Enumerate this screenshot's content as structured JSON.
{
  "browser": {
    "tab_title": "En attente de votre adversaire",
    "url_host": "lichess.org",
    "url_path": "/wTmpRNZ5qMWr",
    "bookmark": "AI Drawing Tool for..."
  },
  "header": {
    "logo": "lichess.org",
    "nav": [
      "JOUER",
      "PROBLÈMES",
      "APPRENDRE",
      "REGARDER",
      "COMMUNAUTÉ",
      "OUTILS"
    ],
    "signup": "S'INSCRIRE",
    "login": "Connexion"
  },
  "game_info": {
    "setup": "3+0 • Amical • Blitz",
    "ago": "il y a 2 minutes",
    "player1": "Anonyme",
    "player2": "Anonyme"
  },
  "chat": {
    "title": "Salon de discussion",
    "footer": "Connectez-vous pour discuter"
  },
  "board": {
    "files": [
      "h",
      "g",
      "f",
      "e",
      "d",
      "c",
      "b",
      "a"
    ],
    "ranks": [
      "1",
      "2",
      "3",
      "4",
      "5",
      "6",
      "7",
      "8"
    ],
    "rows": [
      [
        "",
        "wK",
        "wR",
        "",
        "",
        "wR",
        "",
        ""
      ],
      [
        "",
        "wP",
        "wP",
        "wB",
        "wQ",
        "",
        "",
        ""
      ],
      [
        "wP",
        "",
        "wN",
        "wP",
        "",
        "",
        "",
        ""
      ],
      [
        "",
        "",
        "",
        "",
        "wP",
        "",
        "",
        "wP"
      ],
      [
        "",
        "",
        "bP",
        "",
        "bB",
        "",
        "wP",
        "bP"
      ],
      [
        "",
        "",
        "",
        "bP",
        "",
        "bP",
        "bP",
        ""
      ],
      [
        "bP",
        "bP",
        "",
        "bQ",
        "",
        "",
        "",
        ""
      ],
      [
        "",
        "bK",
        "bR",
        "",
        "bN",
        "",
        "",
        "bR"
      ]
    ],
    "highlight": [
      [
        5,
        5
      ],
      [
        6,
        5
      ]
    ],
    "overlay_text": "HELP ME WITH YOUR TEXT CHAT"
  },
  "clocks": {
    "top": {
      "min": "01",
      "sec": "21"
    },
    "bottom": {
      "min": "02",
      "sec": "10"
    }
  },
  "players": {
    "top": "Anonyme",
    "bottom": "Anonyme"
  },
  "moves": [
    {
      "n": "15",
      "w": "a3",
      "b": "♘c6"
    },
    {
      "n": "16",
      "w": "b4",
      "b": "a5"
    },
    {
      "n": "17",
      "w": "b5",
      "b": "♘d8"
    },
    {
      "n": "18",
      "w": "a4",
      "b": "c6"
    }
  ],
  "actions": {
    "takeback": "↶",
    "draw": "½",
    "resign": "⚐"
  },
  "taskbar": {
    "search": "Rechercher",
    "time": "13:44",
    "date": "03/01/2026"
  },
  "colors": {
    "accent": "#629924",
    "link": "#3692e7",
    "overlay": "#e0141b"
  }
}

━━━━━━

Stated goal:
From the data above, copy out every line with the string "Anonyme" in it.

Output below:
    "player1": "Anonyme",
    "player2": "Anonyme"
    "top": "Anonyme",
    "bottom": "Anonyme"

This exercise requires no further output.